#### Task input ####

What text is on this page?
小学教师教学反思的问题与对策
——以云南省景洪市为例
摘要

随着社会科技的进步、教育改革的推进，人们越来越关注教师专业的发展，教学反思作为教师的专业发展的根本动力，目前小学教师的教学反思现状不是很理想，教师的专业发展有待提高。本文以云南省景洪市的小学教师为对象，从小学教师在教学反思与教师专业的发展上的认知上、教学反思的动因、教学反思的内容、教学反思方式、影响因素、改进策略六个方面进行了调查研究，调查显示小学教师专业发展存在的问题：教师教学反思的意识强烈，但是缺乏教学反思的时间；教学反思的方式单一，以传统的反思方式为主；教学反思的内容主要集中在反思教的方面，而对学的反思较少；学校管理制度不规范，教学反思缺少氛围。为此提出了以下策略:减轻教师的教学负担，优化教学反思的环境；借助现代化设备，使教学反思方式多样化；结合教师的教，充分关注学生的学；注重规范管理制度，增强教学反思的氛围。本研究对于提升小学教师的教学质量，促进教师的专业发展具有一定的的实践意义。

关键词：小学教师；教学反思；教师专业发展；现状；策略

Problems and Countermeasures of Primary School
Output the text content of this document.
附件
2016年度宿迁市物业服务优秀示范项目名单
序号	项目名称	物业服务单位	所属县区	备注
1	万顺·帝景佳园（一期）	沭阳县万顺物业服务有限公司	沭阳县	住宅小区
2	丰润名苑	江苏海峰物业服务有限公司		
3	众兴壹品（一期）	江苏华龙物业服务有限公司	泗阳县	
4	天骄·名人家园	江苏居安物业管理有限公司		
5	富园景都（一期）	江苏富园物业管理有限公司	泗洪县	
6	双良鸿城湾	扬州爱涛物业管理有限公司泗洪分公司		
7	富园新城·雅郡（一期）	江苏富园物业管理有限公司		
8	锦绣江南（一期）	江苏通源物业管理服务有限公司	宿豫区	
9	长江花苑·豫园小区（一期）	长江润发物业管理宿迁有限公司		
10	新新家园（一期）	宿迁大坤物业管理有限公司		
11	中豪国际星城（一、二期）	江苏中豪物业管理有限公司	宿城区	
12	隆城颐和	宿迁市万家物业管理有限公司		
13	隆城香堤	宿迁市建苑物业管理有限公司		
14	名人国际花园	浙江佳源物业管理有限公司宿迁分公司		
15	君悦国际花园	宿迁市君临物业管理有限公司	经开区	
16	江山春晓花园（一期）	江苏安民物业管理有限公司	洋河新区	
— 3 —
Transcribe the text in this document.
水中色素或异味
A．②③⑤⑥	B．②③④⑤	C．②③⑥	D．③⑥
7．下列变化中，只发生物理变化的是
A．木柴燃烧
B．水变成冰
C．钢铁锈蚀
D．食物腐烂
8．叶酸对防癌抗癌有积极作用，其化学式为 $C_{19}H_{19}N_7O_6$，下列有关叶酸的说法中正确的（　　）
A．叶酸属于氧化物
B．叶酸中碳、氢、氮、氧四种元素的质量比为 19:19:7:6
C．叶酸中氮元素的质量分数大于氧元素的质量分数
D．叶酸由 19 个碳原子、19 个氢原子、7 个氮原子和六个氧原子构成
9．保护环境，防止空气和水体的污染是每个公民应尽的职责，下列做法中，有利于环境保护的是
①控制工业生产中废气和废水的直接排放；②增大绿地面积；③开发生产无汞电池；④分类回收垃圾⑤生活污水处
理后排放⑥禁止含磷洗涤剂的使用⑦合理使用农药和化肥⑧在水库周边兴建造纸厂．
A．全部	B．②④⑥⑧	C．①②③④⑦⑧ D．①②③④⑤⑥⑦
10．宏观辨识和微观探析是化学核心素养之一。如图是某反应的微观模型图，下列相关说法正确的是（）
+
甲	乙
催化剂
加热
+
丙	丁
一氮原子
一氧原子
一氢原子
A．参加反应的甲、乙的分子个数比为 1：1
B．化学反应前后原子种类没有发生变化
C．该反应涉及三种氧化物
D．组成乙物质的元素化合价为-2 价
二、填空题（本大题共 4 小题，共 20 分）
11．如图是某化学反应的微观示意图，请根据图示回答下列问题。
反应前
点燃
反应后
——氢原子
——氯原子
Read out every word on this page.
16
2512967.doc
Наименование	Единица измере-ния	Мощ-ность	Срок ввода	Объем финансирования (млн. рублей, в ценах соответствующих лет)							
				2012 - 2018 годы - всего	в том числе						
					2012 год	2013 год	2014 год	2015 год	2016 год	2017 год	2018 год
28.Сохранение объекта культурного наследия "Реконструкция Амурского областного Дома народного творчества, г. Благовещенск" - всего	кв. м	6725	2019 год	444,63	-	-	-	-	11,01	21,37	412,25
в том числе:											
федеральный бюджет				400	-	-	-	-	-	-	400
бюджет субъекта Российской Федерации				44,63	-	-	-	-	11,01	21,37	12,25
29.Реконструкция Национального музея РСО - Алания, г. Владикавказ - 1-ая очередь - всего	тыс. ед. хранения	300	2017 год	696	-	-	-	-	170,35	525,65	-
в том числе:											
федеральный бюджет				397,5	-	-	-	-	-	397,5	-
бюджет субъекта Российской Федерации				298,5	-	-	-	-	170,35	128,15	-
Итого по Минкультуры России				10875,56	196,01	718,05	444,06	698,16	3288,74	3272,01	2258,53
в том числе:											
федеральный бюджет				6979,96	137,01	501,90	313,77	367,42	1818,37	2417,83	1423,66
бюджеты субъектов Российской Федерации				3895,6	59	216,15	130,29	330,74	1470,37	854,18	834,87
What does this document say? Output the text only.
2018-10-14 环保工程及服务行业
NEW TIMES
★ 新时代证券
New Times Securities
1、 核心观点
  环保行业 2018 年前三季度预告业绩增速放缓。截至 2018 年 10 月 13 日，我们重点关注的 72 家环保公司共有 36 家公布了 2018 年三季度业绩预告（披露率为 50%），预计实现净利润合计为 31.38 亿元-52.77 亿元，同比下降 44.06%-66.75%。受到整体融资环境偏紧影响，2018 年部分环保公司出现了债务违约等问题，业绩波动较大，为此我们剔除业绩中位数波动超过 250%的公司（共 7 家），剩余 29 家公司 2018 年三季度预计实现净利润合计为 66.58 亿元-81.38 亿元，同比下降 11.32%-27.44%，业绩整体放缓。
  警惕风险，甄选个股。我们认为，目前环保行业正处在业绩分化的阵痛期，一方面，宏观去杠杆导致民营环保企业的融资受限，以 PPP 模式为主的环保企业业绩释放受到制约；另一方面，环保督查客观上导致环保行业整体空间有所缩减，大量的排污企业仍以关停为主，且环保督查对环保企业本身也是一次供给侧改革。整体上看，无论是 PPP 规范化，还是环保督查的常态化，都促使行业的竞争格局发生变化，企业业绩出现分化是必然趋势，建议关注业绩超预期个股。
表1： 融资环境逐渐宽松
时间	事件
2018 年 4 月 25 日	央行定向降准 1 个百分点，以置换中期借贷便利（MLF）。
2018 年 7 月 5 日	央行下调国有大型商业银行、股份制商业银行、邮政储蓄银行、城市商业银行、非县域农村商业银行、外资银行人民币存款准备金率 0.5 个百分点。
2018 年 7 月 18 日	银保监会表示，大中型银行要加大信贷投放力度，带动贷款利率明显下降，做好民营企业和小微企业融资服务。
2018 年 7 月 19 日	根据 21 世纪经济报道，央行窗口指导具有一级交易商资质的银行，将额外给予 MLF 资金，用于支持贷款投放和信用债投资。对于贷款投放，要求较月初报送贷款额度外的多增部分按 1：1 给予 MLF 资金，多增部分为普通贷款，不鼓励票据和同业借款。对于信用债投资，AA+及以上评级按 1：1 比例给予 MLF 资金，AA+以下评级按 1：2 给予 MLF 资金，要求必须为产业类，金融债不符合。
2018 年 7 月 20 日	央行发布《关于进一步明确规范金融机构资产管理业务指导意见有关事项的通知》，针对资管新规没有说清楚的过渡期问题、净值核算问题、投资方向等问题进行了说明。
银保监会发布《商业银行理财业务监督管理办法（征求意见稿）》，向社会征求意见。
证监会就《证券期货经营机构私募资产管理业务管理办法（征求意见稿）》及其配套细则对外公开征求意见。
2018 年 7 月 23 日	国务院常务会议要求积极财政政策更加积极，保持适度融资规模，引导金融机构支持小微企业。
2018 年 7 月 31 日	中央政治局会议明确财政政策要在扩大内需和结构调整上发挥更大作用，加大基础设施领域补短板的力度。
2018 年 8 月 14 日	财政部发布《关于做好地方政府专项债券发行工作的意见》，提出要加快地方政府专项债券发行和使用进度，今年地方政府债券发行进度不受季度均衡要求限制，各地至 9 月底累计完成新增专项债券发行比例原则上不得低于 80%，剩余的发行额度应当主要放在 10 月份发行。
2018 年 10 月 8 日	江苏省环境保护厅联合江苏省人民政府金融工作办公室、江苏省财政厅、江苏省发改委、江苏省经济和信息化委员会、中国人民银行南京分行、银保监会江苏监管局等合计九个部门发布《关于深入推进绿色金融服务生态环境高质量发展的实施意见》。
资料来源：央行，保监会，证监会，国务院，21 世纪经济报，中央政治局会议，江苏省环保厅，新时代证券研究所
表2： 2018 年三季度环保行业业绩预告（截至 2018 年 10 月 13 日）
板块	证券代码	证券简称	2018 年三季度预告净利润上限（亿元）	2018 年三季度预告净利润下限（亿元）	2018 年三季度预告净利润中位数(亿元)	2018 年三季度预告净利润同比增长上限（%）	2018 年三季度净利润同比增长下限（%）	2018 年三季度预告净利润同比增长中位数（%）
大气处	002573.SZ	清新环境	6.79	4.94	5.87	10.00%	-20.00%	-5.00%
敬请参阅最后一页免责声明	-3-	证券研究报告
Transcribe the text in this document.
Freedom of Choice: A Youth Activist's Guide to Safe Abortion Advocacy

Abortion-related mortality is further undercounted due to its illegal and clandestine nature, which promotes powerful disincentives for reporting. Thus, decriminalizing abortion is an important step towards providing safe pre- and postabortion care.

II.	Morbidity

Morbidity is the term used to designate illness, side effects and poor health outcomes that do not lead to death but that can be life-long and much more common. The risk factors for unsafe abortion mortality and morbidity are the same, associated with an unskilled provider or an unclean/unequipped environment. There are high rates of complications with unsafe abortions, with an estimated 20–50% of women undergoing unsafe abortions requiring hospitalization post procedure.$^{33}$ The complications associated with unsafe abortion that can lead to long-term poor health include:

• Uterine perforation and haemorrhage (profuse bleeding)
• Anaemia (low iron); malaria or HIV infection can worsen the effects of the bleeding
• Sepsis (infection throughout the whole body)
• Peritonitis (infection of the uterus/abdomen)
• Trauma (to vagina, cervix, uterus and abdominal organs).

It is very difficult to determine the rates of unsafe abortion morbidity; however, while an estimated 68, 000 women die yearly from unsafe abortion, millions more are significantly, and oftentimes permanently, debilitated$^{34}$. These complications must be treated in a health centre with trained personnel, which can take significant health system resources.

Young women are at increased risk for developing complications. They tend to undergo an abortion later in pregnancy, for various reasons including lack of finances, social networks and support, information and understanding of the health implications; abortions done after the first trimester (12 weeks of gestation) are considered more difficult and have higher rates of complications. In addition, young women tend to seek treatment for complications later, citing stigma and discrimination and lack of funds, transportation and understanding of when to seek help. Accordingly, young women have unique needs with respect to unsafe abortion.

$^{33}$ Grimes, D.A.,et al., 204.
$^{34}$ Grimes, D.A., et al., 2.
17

####

What you have to do: Pull out every line in the material above where "which" occurs.

Answer to the problem:
Abortion-related mortality is further undercounted due to its illegal and clandestine nature, which promotes powerful disincentives for reporting. Thus, decriminalizing abortion is an important step towards providing safe pre- and postabortion care.
It is very difficult to determine the rates of unsafe abortion morbidity; however, while an estimated 68, 000 women die yearly from unsafe abortion, millions more are significantly, and oftentimes permanently, debilitated$^{34}$. These complications must be treated in a health centre with trained personnel, which can take significant health system resources.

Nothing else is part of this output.